>>>>
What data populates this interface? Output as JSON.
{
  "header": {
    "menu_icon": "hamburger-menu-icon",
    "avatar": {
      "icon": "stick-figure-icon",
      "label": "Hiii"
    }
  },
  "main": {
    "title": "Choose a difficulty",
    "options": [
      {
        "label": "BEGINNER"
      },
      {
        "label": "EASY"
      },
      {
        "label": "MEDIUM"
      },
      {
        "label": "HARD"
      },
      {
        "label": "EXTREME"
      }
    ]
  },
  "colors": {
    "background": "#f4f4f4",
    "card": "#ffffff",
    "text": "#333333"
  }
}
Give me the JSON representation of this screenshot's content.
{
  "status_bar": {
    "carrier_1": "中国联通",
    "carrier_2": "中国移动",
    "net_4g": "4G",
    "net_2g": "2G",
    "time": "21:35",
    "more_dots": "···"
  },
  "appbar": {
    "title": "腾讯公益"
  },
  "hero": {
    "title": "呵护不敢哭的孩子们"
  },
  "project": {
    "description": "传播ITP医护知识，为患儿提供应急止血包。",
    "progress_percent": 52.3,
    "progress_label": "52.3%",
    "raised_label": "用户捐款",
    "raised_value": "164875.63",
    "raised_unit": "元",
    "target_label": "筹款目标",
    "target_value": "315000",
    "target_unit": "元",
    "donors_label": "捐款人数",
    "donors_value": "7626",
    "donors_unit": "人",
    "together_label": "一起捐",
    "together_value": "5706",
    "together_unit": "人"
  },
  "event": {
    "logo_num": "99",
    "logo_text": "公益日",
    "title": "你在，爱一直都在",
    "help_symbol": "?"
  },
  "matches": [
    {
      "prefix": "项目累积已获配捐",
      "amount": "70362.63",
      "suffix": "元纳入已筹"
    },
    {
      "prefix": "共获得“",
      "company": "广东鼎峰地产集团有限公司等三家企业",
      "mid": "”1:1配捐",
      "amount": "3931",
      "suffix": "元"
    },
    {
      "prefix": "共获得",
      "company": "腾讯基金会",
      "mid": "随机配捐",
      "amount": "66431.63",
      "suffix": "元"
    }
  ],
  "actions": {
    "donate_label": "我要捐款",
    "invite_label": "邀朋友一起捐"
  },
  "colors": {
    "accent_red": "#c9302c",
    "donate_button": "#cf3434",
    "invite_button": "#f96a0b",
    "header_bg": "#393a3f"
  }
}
<<<<
## Problem statement
Retype the entries exactly, including every line.

## Answer to the exercise
What data populates this interface? Output as JSON.
{
  "header": {
    "menu_icon": "hamburger-menu-icon",
    "avatar": {
      "icon": "stick-figure-icon",
      "label": "Hiii"
    }
  },
  "main": {
    "title": "Choose a difficulty",
    "options": [
      {
        "label": "BEGINNER"
      },
      {
        "label": "EASY"
      },
      {
        "label": "MEDIUM"
      },
      {
        "label": "HARD"
      },
      {
        "label": "EXTREME"
      }
    ]
  },
  "colors": {
    "background": "#f4f4f4",
    "card": "#ffffff",
    "text": "#333333"
  }
}
Give me the JSON representation of this screenshot's content.
{
  "status_bar": {
    "carrier_1": "中国联通",
    "carrier_2": "中国移动",
    "net_4g": "4G",
    "net_2g": "2G",
    "time": "21:35",
    "more_dots": "···"
  },
  "appbar": {
    "title": "腾讯公益"
  },
  "hero": {
    "title": "呵护不敢哭的孩子们"
  },
  "project": {
    "description": "传播ITP医护知识，为患儿提供应急止血包。",
    "progress_percent": 52.3,
    "progress_label": "52.3%",
    "raised_label": "用户捐款",
    "raised_value": "164875.63",
    "raised_unit": "元",
    "target_label": "筹款目标",
    "target_value": "315000",
    "target_unit": "元",
    "donors_label": "捐款人数",
    "donors_value": "7626",
    "donors_unit": "人",
    "together_label": "一起捐",
    "together_value": "5706",
    "together_unit": "人"
  },
  "event": {
    "logo_num": "99",
    "logo_text": "公益日",
    "title": "你在，爱一直都在",
    "help_symbol": "?"
  },
  "matches": [
    {
      "prefix": "项目累积已获配捐",
      "amount": "70362.63",
      "suffix": "元纳入已筹"
    },
    {
      "prefix": "共获得“",
      "company": "广东鼎峰地产集团有限公司等三家企业",
      "mid": "”1:1配捐",
      "amount": "3931",
      "suffix": "元"
    },
    {
      "prefix": "共获得",
      "company": "腾讯基金会",
      "mid": "随机配捐",
      "amount": "66431.63",
      "suffix": "元"
    }
  ],
  "actions": {
    "donate_label": "我要捐款",
    "invite_label": "邀朋友一起捐"
  },
  "colors": {
    "accent_red": "#c9302c",
    "donate_button": "#cf3434",
    "invite_button": "#f96a0b",
    "header_bg": "#393a3f"
  }
}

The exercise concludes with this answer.